(Figure record listings)
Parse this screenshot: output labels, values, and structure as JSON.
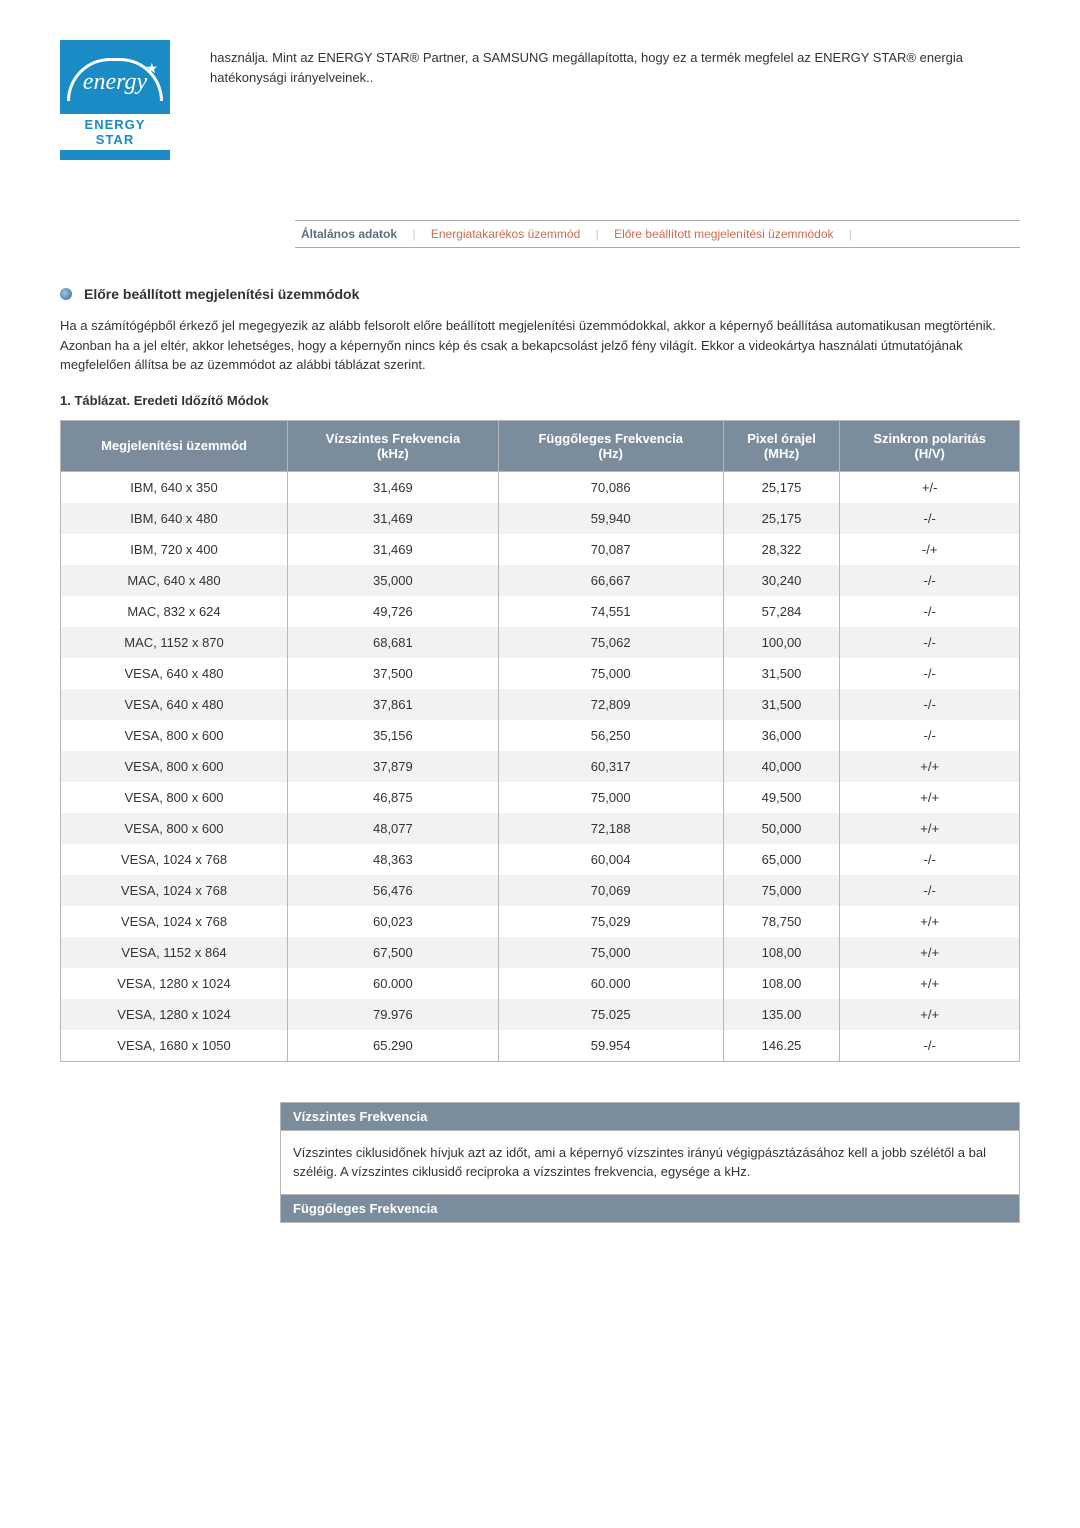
{
  "logo": {
    "script_text": "energy",
    "bar_text": "ENERGY STAR",
    "bg_color": "#1a8bc4"
  },
  "top_text": "használja. Mint az ENERGY STAR® Partner, a SAMSUNG megállapította, hogy ez a termék megfelel az ENERGY STAR® energia hatékonysági irányelveinek..",
  "tabs": {
    "items": [
      {
        "label": "Általános adatok",
        "active": true
      },
      {
        "label": "Energiatakarékos üzemmód",
        "active": false
      },
      {
        "label": "Előre beállított megjelenítési üzemmódok",
        "active": false
      }
    ]
  },
  "section": {
    "title": "Előre beállított megjelenítési üzemmódok",
    "intro": "Ha a számítógépből érkező jel megegyezik az alább felsorolt előre beállított megjelenítési üzemmódokkal, akkor a képernyő beállítása automatikusan megtörténik. Azonban ha a jel eltér, akkor lehetséges, hogy a képernyőn nincs kép és csak a bekapcsolást jelző fény világít. Ekkor a videokártya használati útmutatójának megfelelően állítsa be az üzemmódot az alábbi táblázat szerint.",
    "table_caption": "1. Táblázat. Eredeti Időzítő Módok"
  },
  "table": {
    "header_bg": "#7b8d9c",
    "row_alt_bg": "#f0f2f4",
    "border_color": "#b8b8b8",
    "columns": [
      "Megjelenítési üzemmód",
      "Vízszintes Frekvencia (kHz)",
      "Függőleges Frekvencia (Hz)",
      "Pixel órajel (MHz)",
      "Szinkron polaritás (H/V)"
    ],
    "rows": [
      [
        "IBM, 640 x 350",
        "31,469",
        "70,086",
        "25,175",
        "+/-"
      ],
      [
        "IBM, 640 x 480",
        "31,469",
        "59,940",
        "25,175",
        "-/-"
      ],
      [
        "IBM, 720 x 400",
        "31,469",
        "70,087",
        "28,322",
        "-/+"
      ],
      [
        "MAC, 640 x 480",
        "35,000",
        "66,667",
        "30,240",
        "-/-"
      ],
      [
        "MAC, 832 x 624",
        "49,726",
        "74,551",
        "57,284",
        "-/-"
      ],
      [
        "MAC, 1152 x 870",
        "68,681",
        "75,062",
        "100,00",
        "-/-"
      ],
      [
        "VESA, 640 x 480",
        "37,500",
        "75,000",
        "31,500",
        "-/-"
      ],
      [
        "VESA, 640 x 480",
        "37,861",
        "72,809",
        "31,500",
        "-/-"
      ],
      [
        "VESA, 800 x 600",
        "35,156",
        "56,250",
        "36,000",
        "-/-"
      ],
      [
        "VESA, 800 x 600",
        "37,879",
        "60,317",
        "40,000",
        "+/+"
      ],
      [
        "VESA, 800 x 600",
        "46,875",
        "75,000",
        "49,500",
        "+/+"
      ],
      [
        "VESA, 800 x 600",
        "48,077",
        "72,188",
        "50,000",
        "+/+"
      ],
      [
        "VESA, 1024 x 768",
        "48,363",
        "60,004",
        "65,000",
        "-/-"
      ],
      [
        "VESA, 1024 x 768",
        "56,476",
        "70,069",
        "75,000",
        "-/-"
      ],
      [
        "VESA, 1024 x 768",
        "60,023",
        "75,029",
        "78,750",
        "+/+"
      ],
      [
        "VESA, 1152 x 864",
        "67,500",
        "75,000",
        "108,00",
        "+/+"
      ],
      [
        "VESA, 1280 x 1024",
        "60.000",
        "60.000",
        "108.00",
        "+/+"
      ],
      [
        "VESA, 1280 x 1024",
        "79.976",
        "75.025",
        "135.00",
        "+/+"
      ],
      [
        "VESA, 1680 x 1050",
        "65.290",
        "59.954",
        "146.25",
        "-/-"
      ]
    ]
  },
  "definitions": [
    {
      "title": "Vízszintes Frekvencia",
      "body": "Vízszintes ciklusidőnek hívjuk azt az időt, ami a képernyő vízszintes irányú végigpásztázásához kell a jobb szélétől a bal széléig. A vízszintes ciklusidő reciproka a vízszintes frekvencia, egysége a kHz."
    },
    {
      "title": "Függőleges Frekvencia",
      "body": ""
    }
  ]
}
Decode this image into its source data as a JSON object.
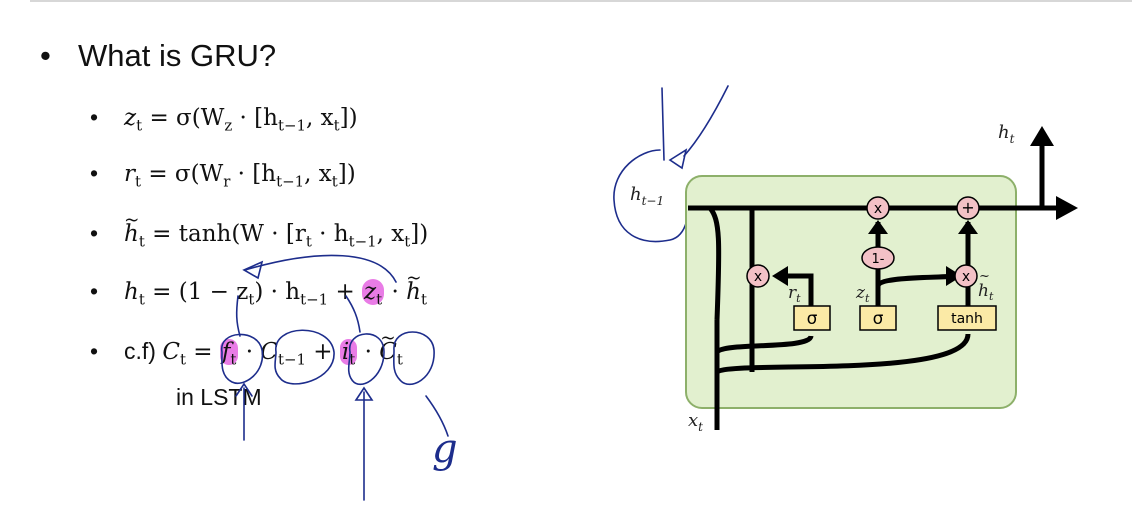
{
  "heading": "What is GRU?",
  "equations": {
    "z": {
      "lhs": "z",
      "lhs_sub": "t",
      "sigma": " = σ(W",
      "w_sub": "z",
      "rest": " · [h",
      "h_sub": "t−1",
      "x": ", x",
      "x_sub": "t",
      "close": "])"
    },
    "r": {
      "lhs": "r",
      "lhs_sub": "t",
      "sigma": " = σ(W",
      "w_sub": "r",
      "rest": " · [h",
      "h_sub": "t−1",
      "x": ", x",
      "x_sub": "t",
      "close": "])"
    },
    "htilde": {
      "lhs": "h",
      "lhs_sub": "t",
      "body": " = tanh(W · [r",
      "r_sub": "t",
      "dot": " · h",
      "h_sub": "t−1",
      "x": ", x",
      "x_sub": "t",
      "close": "])"
    },
    "h": {
      "lhs": "h",
      "lhs_sub": "t",
      "part1": " = (1 − z",
      "z_sub": "t",
      "part2": ") · h",
      "h_sub": "t−1",
      "plus": " + ",
      "z2": "z",
      "z2_sub": "t",
      "dot": " · ",
      "ht": "h",
      "ht_sub": "t"
    },
    "cf": {
      "prefix": "c.f) ",
      "c": "C",
      "c_sub": "t",
      "eq": " = ",
      "f": "f",
      "f_sub": "t",
      "dot1": " · ",
      "cprev": "C",
      "cprev_sub": "t−1",
      "plus": " + ",
      "i": "i",
      "i_sub": "t",
      "dot2": " · ",
      "ct": "C",
      "ct_sub": "t"
    }
  },
  "lstm_note": "in LSTM",
  "annotation_g": "g",
  "diagram": {
    "h_prev": "h",
    "h_prev_sub": "t−1",
    "h_out": "h",
    "h_out_sub": "t",
    "x_in": "x",
    "x_in_sub": "t",
    "r_label": "r",
    "r_sub": "t",
    "z_label": "z",
    "z_sub": "t",
    "htilde_label": "h",
    "htilde_sub": "t",
    "sigma1": "σ",
    "sigma2": "σ",
    "tanh": "tanh",
    "mult1": "x",
    "mult2": "x",
    "mult3": "x",
    "plus": "+",
    "one_minus": "1-"
  },
  "colors": {
    "highlight": "#e97ce6",
    "ink": "#1d2d8c",
    "cell_fill": "#e2f0cf",
    "cell_stroke": "#8db06a",
    "op_fill": "#f3c1c6",
    "gate_fill": "#fbeaa6"
  }
}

> AIM: Without including any pictures, print all of the material exactly as given.

> ANSWER TO THIS TASK:
Parse this screenshot: output labels, values, and structure as JSON.
{
  "logo": {
    "script_text": "energy",
    "bar_text": "ENERGY STAR",
    "bg_color": "#1a8bc4"
  },
  "top_text": "használja. Mint az ENERGY STAR® Partner, a SAMSUNG megállapította, hogy ez a termék megfelel az ENERGY STAR® energia hatékonysági irányelveinek..",
  "tabs": {
    "items": [
      {
        "label": "Általános adatok",
        "active": true
      },
      {
        "label": "Energiatakarékos üzemmód",
        "active": false
      },
      {
        "label": "Előre beállított megjelenítési üzemmódok",
        "active": false
      }
    ]
  },
  "section": {
    "title": "Előre beállított megjelenítési üzemmódok",
    "intro": "Ha a számítógépből érkező jel megegyezik az alább felsorolt előre beállított megjelenítési üzemmódokkal, akkor a képernyő beállítása automatikusan megtörténik. Azonban ha a jel eltér, akkor lehetséges, hogy a képernyőn nincs kép és csak a bekapcsolást jelző fény világít. Ekkor a videokártya használati útmutatójának megfelelően állítsa be az üzemmódot az alábbi táblázat szerint.",
    "table_caption": "1. Táblázat. Eredeti Időzítő Módok"
  },
  "table": {
    "header_bg": "#7b8d9c",
    "row_alt_bg": "#f0f2f4",
    "border_color": "#b8b8b8",
    "columns": [
      "Megjelenítési üzemmód",
      "Vízszintes Frekvencia (kHz)",
      "Függőleges Frekvencia (Hz)",
      "Pixel órajel (MHz)",
      "Szinkron polaritás (H/V)"
    ],
    "rows": [
      [
        "IBM, 640 x 350",
        "31,469",
        "70,086",
        "25,175",
        "+/-"
      ],
      [
        "IBM, 640 x 480",
        "31,469",
        "59,940",
        "25,175",
        "-/-"
      ],
      [
        "IBM, 720 x 400",
        "31,469",
        "70,087",
        "28,322",
        "-/+"
      ],
      [
        "MAC, 640 x 480",
        "35,000",
        "66,667",
        "30,240",
        "-/-"
      ],
      [
        "MAC, 832 x 624",
        "49,726",
        "74,551",
        "57,284",
        "-/-"
      ],
      [
        "MAC, 1152 x 870",
        "68,681",
        "75,062",
        "100,00",
        "-/-"
      ],
      [
        "VESA, 640 x 480",
        "37,500",
        "75,000",
        "31,500",
        "-/-"
      ],
      [
        "VESA, 640 x 480",
        "37,861",
        "72,809",
        "31,500",
        "-/-"
      ],
      [
        "VESA, 800 x 600",
        "35,156",
        "56,250",
        "36,000",
        "-/-"
      ],
      [
        "VESA, 800 x 600",
        "37,879",
        "60,317",
        "40,000",
        "+/+"
      ],
      [
        "VESA, 800 x 600",
        "46,875",
        "75,000",
        "49,500",
        "+/+"
      ],
      [
        "VESA, 800 x 600",
        "48,077",
        "72,188",
        "50,000",
        "+/+"
      ],
      [
        "VESA, 1024 x 768",
        "48,363",
        "60,004",
        "65,000",
        "-/-"
      ],
      [
        "VESA, 1024 x 768",
        "56,476",
        "70,069",
        "75,000",
        "-/-"
      ],
      [
        "VESA, 1024 x 768",
        "60,023",
        "75,029",
        "78,750",
        "+/+"
      ],
      [
        "VESA, 1152 x 864",
        "67,500",
        "75,000",
        "108,00",
        "+/+"
      ],
      [
        "VESA, 1280 x 1024",
        "60.000",
        "60.000",
        "108.00",
        "+/+"
      ],
      [
        "VESA, 1280 x 1024",
        "79.976",
        "75.025",
        "135.00",
        "+/+"
      ],
      [
        "VESA, 1680 x 1050",
        "65.290",
        "59.954",
        "146.25",
        "-/-"
      ]
    ]
  },
  "definitions": [
    {
      "title": "Vízszintes Frekvencia",
      "body": "Vízszintes ciklusidőnek hívjuk azt az időt, ami a képernyő vízszintes irányú végigpásztázásához kell a jobb szélétől a bal széléig. A vízszintes ciklusidő reciproka a vízszintes frekvencia, egysége a kHz."
    },
    {
      "title": "Függőleges Frekvencia",
      "body": ""
    }
  ]
}
Decode this image into its source data as a JSON object.
{
  "heading": "What is GRU?",
  "equations": {
    "z": {
      "lhs": "z",
      "lhs_sub": "t",
      "sigma": " = σ(W",
      "w_sub": "z",
      "rest": " · [h",
      "h_sub": "t−1",
      "x": ", x",
      "x_sub": "t",
      "close": "])"
    },
    "r": {
      "lhs": "r",
      "lhs_sub": "t",
      "sigma": " = σ(W",
      "w_sub": "r",
      "rest": " · [h",
      "h_sub": "t−1",
      "x": ", x",
      "x_sub": "t",
      "close": "])"
    },
    "htilde": {
      "lhs": "h",
      "lhs_sub": "t",
      "body": " = tanh(W · [r",
      "r_sub": "t",
      "dot": " · h",
      "h_sub": "t−1",
      "x": ", x",
      "x_sub": "t",
      "close": "])"
    },
    "h": {
      "lhs": "h",
      "lhs_sub": "t",
      "part1": " = (1 − z",
      "z_sub": "t",
      "part2": ") · h",
      "h_sub": "t−1",
      "plus": " + ",
      "z2": "z",
      "z2_sub": "t",
      "dot": " · ",
      "ht": "h",
      "ht_sub": "t"
    },
    "cf": {
      "prefix": "c.f) ",
      "c": "C",
      "c_sub": "t",
      "eq": " = ",
      "f": "f",
      "f_sub": "t",
      "dot1": " · ",
      "cprev": "C",
      "cprev_sub": "t−1",
      "plus": " + ",
      "i": "i",
      "i_sub": "t",
      "dot2": " · ",
      "ct": "C",
      "ct_sub": "t"
    }
  },
  "lstm_note": "in LSTM",
  "annotation_g": "g",
  "diagram": {
    "h_prev": "h",
    "h_prev_sub": "t−1",
    "h_out": "h",
    "h_out_sub": "t",
    "x_in": "x",
    "x_in_sub": "t",
    "r_label": "r",
    "r_sub": "t",
    "z_label": "z",
    "z_sub": "t",
    "htilde_label": "h",
    "htilde_sub": "t",
    "sigma1": "σ",
    "sigma2": "σ",
    "tanh": "tanh",
    "mult1": "x",
    "mult2": "x",
    "mult3": "x",
    "plus": "+",
    "one_minus": "1-"
  },
  "colors": {
    "highlight": "#e97ce6",
    "ink": "#1d2d8c",
    "cell_fill": "#e2f0cf",
    "cell_stroke": "#8db06a",
    "op_fill": "#f3c1c6",
    "gate_fill": "#fbeaa6"
  }
}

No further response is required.